DATASET RECORDS:
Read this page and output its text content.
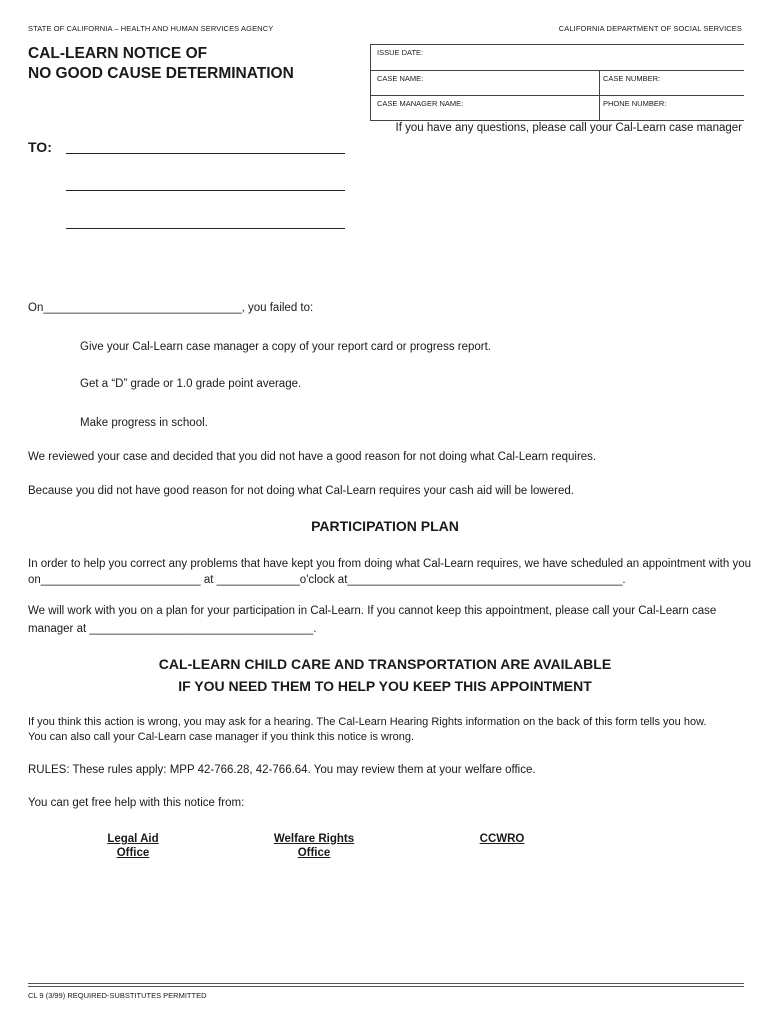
STATE OF CALIFORNIA – HEALTH AND HUMAN SERVICES AGENCY	CALIFORNIA DEPARTMENT OF SOCIAL SERVICES
CAL-LEARN NOTICE OF
NO GOOD CAUSE DETERMINATION
ISSUE DATE:
CASE NAME:	CASE NUMBER:
CASE MANAGER NAME:	PHONE NUMBER:
If you have any questions, please call your Cal-Learn case manager
TO:
On_______________________________, you failed to:
Give your Cal-Learn case manager a copy of your report card or progress report.
Get a “D” grade or 1.0 grade point average.
Make progress in school.
We reviewed your case and decided that you did not have a good reason for not doing what Cal-Learn requires.
Because you did not have good reason for not doing what Cal-Learn requires your cash aid will be lowered.
PARTICIPATION PLAN
In order to help you correct any problems that have kept you from doing what Cal-Learn requires, we have scheduled an appointment with you
on_________________________ at _____________o'clock at___________________________________________.
We will work with you on a plan for your participation in Cal-Learn. If you cannot keep this appointment, please call your Cal-Learn case
manager at ___________________________________.
CAL-LEARN CHILD CARE AND TRANSPORTATION ARE AVAILABLE
IF YOU NEED THEM TO HELP YOU KEEP THIS APPOINTMENT
If you think this action is wrong, you may ask for a hearing. The Cal-Learn Hearing Rights information on the back of this form tells you how.
You can also call your Cal-Learn case manager if you think this notice is wrong.
RULES: These rules apply: MPP 42-766.28, 42-766.64. You may review them at your welfare office.
You can get free help with this notice from:
Legal Aid
Office
Welfare Rights
Office
CCWRO
CL 9 (3/99) REQUIRED-SUBSTITUTES PERMITTED
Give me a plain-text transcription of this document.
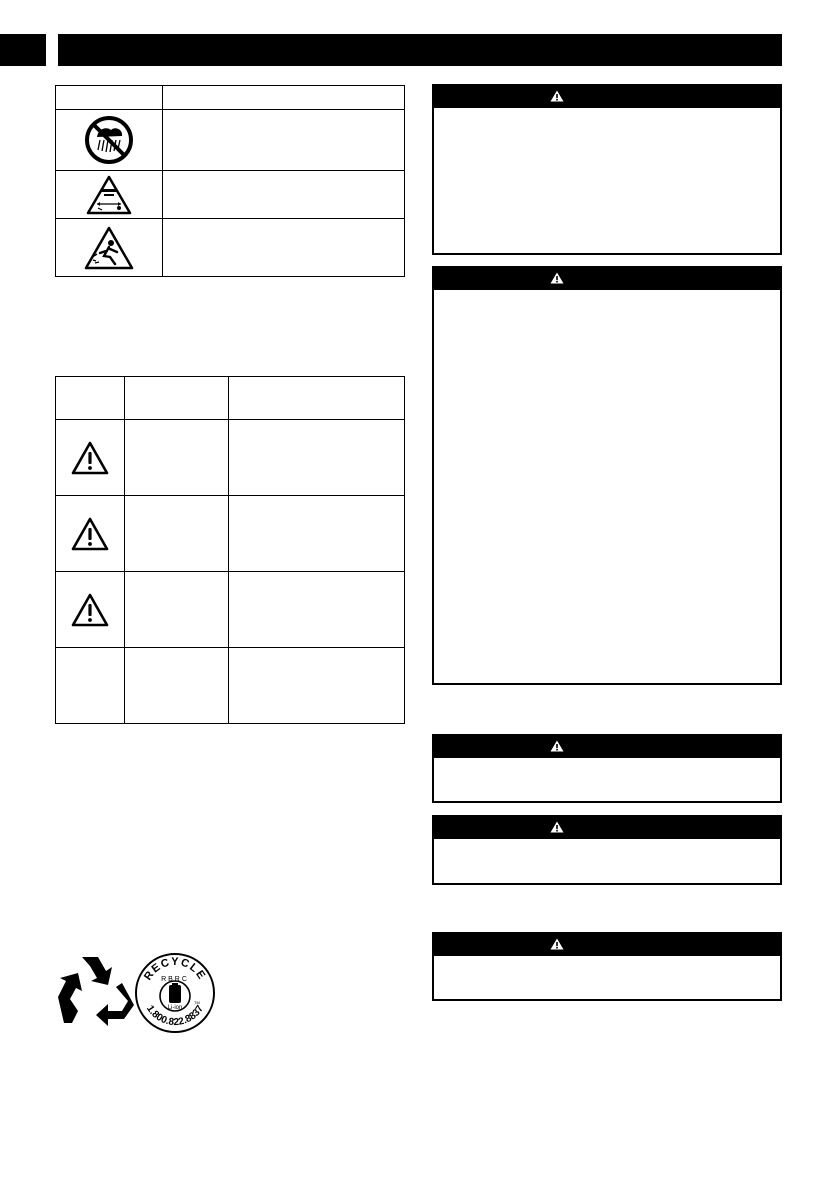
RECYCLE
RBRC
Li-ion
TM
1.800.822.8837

TO DO:
In the copy, include no pictures; restate the listing above exactly.

RESULT OF THIS EXERCISE:
Read this page and output its text content.
STATE OF CALIFORNIA – HEALTH AND HUMAN SERVICES AGENCY	CALIFORNIA DEPARTMENT OF SOCIAL SERVICES
CAL-LEARN NOTICE OF
NO GOOD CAUSE DETERMINATION
ISSUE DATE:
CASE NAME:	CASE NUMBER:
CASE MANAGER NAME:	PHONE NUMBER:
If you have any questions, please call your Cal-Learn case manager
TO:
On_______________________________, you failed to:
Give your Cal-Learn case manager a copy of your report card or progress report.
Get a “D” grade or 1.0 grade point average.
Make progress in school.
We reviewed your case and decided that you did not have a good reason for not doing what Cal-Learn requires.
Because you did not have good reason for not doing what Cal-Learn requires your cash aid will be lowered.
PARTICIPATION PLAN
In order to help you correct any problems that have kept you from doing what Cal-Learn requires, we have scheduled an appointment with you
on_________________________ at _____________o'clock at___________________________________________.
We will work with you on a plan for your participation in Cal-Learn. If you cannot keep this appointment, please call your Cal-Learn case
manager at ___________________________________.
CAL-LEARN CHILD CARE AND TRANSPORTATION ARE AVAILABLE
IF YOU NEED THEM TO HELP YOU KEEP THIS APPOINTMENT
If you think this action is wrong, you may ask for a hearing. The Cal-Learn Hearing Rights information on the back of this form tells you how.
You can also call your Cal-Learn case manager if you think this notice is wrong.
RULES: These rules apply: MPP 42-766.28, 42-766.64. You may review them at your welfare office.
You can get free help with this notice from:
Legal Aid
Office
Welfare Rights
Office
CCWRO
CL 9 (3/99) REQUIRED-SUBSTITUTES PERMITTED
Give me a plain-text transcription of this document.
RECYCLE
RBRC
Li-ion
TM
1.800.822.8837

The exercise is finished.